Dataset:
===
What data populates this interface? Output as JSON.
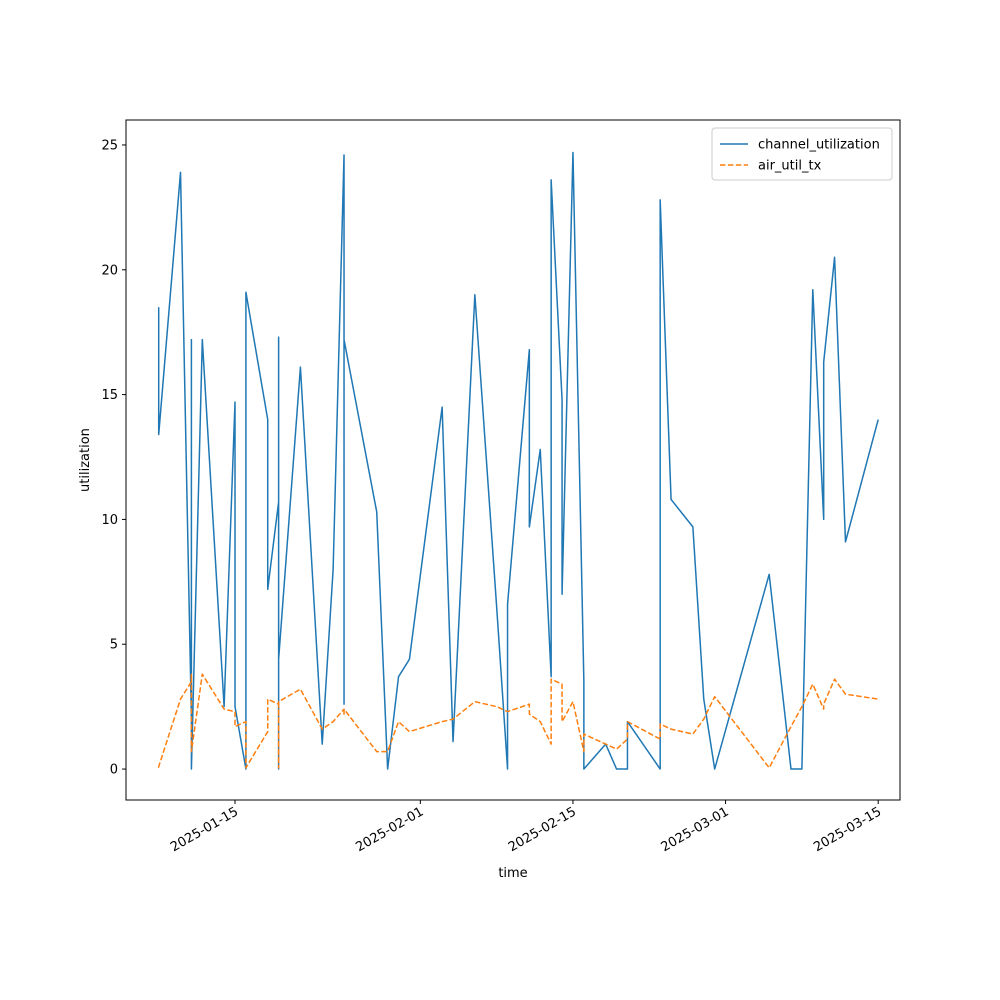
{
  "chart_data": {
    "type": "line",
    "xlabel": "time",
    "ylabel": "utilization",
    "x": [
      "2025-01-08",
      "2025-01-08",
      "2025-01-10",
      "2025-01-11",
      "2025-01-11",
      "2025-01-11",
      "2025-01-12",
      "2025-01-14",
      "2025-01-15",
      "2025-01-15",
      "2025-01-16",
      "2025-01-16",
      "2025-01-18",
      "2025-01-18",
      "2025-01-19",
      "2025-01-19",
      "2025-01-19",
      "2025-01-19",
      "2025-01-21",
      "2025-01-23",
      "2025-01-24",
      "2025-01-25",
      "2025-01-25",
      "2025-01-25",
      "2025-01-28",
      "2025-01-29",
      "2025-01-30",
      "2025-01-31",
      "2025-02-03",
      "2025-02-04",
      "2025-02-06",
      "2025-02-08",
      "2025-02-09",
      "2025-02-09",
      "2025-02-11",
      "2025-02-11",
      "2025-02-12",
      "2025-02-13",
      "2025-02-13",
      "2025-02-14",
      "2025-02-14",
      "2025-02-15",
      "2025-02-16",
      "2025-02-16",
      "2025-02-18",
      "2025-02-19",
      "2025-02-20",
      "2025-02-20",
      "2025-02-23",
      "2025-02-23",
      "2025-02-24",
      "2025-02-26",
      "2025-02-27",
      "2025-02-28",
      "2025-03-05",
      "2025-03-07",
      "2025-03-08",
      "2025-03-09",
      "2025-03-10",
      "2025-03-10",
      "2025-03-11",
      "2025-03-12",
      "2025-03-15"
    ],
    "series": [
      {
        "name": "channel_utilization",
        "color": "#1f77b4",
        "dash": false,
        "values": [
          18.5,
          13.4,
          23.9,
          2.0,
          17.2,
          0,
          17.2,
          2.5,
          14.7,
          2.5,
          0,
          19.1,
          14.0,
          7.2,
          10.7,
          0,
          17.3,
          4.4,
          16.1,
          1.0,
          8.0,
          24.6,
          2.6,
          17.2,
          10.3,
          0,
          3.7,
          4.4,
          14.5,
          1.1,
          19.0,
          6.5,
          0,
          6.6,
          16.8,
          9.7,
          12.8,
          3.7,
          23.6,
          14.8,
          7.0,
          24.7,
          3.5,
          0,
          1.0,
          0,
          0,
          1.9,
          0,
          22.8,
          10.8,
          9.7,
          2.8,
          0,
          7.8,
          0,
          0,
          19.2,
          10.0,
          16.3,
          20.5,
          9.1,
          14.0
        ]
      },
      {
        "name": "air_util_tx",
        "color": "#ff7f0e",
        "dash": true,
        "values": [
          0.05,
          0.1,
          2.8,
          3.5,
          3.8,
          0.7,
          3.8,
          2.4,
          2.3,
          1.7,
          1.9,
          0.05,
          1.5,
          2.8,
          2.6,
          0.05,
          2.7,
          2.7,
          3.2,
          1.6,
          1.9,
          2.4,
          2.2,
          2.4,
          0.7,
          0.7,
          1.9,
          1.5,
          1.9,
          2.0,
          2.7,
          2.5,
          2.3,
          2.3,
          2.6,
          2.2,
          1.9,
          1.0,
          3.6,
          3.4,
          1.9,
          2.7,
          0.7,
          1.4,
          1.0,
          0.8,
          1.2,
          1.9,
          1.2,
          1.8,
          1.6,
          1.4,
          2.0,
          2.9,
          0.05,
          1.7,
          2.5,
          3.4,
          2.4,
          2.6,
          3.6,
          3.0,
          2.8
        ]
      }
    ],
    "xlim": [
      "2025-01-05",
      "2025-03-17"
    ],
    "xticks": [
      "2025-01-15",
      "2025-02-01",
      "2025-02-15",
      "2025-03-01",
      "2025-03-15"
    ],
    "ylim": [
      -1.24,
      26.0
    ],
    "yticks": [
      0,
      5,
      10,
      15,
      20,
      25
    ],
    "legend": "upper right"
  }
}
===
To do:
Give the number of lines above that hold the word "name", and nothing more.

Complete response:
2